• BRANO PROPOSTO
☆ ☆ ☆
Natalino Ronzitti (*)

Io ringrazio il CASD ed il Dott. Intelisano per questo invito che mi è stato fatto a trarre le conclusioni di questo convegno. Ho ascoltato con attenzione le pregevoli relazioni che sono state svolte questa mattina e direi che vi sono state due opinioni nettamente contrarie, e forse qualcuna intermedia; da una parte c’è stata un’adesione entusiasta allo Statuto della Corte penale internazionale, dall’altra ci sono state voci fortemente critiche e fondate su problemi di diritto costituzionale, come la relazione svolta dal Prof. Mazziotti. Ora io non voglio entrare nel merito dell’una o dell’altra tesi, dico solo che un dibattito si sta sviluppando ora e che questo dibattito sarebbe stato necessario che si sviluppasse prima, quando si stava negoziando lo Statuto della Corte penale internazionale. Purtroppo c’è stata questa adesione entusiasta a questa giurisdizione internazionale, ed abbiamo visto che ora alcuni nodi vengono al pettine.
☆ ☆ ☆
• AZIONI RICHIESTE
a. Secondo il brano, chi ha tenuto la relazione critica fondata su problemi di diritto costituzionale?
b. Riprendi il brano sulla Corte penale internazionale dopo la sua ultima frase e portalo avanti.
Le righe non hanno alcun ruolo in questo.
☆ ☆ ☆
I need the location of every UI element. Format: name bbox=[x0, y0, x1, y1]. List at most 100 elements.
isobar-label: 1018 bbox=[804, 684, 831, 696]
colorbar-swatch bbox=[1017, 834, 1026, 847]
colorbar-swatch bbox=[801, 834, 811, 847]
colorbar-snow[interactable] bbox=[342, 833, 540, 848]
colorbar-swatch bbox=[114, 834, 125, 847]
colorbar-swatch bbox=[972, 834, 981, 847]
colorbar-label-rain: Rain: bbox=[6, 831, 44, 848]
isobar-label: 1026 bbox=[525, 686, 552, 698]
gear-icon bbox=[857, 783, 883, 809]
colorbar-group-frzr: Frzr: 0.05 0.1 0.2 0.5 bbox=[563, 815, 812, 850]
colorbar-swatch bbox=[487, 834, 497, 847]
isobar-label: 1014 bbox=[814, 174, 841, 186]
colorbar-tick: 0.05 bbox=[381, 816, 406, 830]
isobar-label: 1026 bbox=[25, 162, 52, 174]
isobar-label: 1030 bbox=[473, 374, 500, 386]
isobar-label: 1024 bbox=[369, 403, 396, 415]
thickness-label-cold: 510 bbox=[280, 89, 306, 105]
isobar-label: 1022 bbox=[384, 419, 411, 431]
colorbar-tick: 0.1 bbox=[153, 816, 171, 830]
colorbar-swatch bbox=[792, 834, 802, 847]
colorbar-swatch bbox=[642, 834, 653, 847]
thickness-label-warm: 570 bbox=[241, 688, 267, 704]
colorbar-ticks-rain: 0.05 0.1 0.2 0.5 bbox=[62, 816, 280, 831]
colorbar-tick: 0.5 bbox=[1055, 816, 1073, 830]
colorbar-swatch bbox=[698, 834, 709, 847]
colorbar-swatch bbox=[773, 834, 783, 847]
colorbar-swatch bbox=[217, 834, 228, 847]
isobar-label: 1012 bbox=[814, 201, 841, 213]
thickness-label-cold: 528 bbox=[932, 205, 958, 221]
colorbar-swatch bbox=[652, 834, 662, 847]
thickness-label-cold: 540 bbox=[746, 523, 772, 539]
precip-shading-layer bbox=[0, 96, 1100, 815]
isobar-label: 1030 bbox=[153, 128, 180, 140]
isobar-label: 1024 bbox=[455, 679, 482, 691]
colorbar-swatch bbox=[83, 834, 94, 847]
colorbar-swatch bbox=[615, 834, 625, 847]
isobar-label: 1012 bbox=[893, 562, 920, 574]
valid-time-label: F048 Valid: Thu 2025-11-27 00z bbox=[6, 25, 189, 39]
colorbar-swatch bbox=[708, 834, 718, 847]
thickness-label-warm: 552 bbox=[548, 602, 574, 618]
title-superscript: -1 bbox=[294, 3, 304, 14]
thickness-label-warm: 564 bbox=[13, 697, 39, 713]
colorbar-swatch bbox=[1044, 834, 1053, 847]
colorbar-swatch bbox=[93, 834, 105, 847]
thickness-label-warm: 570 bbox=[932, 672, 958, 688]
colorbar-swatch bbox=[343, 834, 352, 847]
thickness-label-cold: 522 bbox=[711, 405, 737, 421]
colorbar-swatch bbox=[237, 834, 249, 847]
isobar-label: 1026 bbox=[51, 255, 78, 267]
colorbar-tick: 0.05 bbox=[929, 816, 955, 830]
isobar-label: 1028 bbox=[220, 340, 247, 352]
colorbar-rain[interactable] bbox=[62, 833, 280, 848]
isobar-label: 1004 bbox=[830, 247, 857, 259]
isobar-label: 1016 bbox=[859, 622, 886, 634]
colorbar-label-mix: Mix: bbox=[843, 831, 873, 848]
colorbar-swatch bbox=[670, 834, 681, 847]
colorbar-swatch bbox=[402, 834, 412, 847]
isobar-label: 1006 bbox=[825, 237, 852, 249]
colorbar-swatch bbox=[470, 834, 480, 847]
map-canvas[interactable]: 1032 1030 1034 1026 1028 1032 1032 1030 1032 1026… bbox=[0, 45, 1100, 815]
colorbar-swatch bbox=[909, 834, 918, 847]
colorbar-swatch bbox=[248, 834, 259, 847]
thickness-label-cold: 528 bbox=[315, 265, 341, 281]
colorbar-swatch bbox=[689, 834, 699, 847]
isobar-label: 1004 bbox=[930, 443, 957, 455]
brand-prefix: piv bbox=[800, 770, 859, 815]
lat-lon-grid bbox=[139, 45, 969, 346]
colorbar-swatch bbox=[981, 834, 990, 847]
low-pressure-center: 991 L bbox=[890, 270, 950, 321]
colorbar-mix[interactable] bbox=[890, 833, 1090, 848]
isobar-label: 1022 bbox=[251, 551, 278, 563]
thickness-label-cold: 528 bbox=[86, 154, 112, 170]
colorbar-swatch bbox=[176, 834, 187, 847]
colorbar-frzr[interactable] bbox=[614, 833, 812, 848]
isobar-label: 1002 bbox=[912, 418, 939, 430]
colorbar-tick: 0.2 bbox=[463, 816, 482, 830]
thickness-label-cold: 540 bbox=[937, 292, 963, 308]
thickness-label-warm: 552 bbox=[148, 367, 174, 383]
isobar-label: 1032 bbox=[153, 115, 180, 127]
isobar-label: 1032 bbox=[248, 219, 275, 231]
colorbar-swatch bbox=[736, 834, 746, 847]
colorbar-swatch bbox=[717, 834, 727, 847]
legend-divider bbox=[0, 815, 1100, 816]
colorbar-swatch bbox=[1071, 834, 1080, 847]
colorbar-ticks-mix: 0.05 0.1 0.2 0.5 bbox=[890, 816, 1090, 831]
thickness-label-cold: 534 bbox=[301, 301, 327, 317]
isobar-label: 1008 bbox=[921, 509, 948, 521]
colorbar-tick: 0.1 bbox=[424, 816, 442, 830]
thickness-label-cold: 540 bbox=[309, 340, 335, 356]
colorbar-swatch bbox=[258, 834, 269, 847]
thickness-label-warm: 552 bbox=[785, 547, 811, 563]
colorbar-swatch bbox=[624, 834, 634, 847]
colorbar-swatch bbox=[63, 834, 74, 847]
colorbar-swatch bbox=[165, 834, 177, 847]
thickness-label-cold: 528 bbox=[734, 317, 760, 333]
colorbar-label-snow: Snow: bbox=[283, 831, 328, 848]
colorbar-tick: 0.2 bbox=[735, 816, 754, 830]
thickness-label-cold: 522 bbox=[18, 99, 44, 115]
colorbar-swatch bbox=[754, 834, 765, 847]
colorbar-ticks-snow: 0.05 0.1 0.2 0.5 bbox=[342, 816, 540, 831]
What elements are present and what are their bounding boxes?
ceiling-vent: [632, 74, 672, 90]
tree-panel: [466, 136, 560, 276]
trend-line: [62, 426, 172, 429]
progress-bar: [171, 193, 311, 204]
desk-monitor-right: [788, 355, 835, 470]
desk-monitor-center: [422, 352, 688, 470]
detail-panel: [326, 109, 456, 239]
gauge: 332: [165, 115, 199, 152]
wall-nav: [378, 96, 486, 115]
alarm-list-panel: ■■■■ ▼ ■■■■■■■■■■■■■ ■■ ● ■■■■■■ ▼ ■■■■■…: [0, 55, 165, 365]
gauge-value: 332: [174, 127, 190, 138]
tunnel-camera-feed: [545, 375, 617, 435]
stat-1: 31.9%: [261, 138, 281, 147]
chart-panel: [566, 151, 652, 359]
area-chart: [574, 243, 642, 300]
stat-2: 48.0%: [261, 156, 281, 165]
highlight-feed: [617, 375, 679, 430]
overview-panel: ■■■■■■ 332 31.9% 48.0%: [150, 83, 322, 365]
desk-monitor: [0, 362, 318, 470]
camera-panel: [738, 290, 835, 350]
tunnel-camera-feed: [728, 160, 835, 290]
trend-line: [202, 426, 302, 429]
☆ ☆ ☆
• RISULTATI FINALI
a. Il Prof. Mazziotti.

b.
Si è detto che non c’è niente da fare: teoricamente lo Statuto della Corte penale internazionale ammette che uno Stato-parte possa recedere, ma ovviamente questa è una via politicamente impercorribile. Più percorribile probabilmente è la via della revisione dello Statuto dopo sette anni, quando verrà presa in considerazione questa revisione; è un modo di comportarsi per alcuni Stati nelle relazioni internazionali e tra l’altro taluni di essi, già prima dell’entrata in vigore di una Convenzione internazionale, pensavano alla loro revisione e faccio riferimento per esempio alla Convenzione delle Nazioni Unite che alla fine ha trovato un punto di consenso con la revisione della parte undicesima della convenzione, che andava contro alcuni principi essenziali della Comunità internazionale e dell’economia di mercato.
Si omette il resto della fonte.